What is asked
Print the data from its first line up to and including the line that contains "- dot-leader: [295, 691, 652, 693]", reproducing every line without any change.

Listed entries

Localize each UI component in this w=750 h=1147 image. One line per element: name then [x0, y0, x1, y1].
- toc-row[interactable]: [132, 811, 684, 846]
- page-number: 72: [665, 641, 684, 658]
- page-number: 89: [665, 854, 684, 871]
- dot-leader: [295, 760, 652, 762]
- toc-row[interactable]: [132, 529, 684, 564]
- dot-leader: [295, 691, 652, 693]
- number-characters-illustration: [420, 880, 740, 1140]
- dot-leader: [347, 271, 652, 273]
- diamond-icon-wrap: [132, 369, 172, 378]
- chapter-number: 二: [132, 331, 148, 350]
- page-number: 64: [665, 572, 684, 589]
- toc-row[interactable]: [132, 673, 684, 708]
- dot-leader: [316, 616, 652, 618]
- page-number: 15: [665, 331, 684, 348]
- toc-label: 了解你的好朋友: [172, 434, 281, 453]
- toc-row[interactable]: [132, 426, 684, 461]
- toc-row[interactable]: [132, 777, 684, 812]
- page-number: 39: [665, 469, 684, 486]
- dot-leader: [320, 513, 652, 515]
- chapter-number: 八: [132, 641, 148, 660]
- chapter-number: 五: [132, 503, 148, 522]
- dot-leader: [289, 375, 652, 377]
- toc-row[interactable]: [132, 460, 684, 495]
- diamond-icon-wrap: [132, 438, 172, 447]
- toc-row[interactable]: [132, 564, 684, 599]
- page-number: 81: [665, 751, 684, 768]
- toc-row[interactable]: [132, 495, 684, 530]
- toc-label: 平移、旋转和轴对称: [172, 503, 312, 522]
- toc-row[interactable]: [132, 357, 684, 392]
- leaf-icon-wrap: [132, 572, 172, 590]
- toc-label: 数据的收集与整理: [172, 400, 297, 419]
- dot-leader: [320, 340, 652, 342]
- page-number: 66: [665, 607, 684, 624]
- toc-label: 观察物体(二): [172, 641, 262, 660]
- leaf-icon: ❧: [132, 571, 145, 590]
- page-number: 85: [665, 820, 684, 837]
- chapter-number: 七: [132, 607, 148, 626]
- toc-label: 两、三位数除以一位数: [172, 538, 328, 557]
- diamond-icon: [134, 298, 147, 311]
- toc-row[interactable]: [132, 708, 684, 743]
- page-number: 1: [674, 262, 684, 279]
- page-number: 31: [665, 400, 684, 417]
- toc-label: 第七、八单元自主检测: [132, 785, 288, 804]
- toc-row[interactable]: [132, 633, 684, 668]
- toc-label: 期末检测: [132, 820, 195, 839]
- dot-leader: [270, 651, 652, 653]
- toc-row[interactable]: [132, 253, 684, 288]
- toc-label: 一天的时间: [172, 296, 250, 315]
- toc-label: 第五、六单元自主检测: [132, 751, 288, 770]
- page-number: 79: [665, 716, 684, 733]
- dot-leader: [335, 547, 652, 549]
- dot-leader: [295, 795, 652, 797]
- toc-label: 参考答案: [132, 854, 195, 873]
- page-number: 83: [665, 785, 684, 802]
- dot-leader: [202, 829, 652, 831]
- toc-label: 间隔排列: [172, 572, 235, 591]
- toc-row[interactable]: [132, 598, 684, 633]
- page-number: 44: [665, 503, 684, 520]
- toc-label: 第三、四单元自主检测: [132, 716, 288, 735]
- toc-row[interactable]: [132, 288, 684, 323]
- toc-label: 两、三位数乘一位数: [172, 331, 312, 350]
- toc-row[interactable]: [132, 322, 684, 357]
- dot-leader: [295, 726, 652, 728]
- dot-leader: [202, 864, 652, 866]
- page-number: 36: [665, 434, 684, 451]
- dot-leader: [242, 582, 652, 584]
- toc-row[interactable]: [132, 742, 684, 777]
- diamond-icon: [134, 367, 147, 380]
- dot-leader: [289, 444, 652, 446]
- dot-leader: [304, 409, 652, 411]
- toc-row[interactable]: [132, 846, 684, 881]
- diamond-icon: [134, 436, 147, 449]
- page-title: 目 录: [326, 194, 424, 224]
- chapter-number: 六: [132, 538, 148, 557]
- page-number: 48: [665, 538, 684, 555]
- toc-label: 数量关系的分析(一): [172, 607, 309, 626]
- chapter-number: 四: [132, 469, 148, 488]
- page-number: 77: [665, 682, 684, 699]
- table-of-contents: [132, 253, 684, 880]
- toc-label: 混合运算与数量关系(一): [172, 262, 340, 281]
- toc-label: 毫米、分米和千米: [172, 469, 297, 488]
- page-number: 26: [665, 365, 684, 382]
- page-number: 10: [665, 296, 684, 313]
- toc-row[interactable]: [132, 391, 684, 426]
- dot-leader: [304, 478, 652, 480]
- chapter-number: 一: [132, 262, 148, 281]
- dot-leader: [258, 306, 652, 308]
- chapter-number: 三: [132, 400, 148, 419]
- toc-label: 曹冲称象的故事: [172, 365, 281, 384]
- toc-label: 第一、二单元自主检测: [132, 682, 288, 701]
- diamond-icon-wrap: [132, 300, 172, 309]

Task result
Localize each UI component in this w=750 h=1147 image. One line per element: name then [x0, y0, x1, y1].
- toc-row[interactable]: [132, 811, 684, 846]
- page-number: 72: [665, 641, 684, 658]
- page-number: 89: [665, 854, 684, 871]
- dot-leader: [295, 760, 652, 762]
- toc-row[interactable]: [132, 529, 684, 564]
- dot-leader: [295, 691, 652, 693]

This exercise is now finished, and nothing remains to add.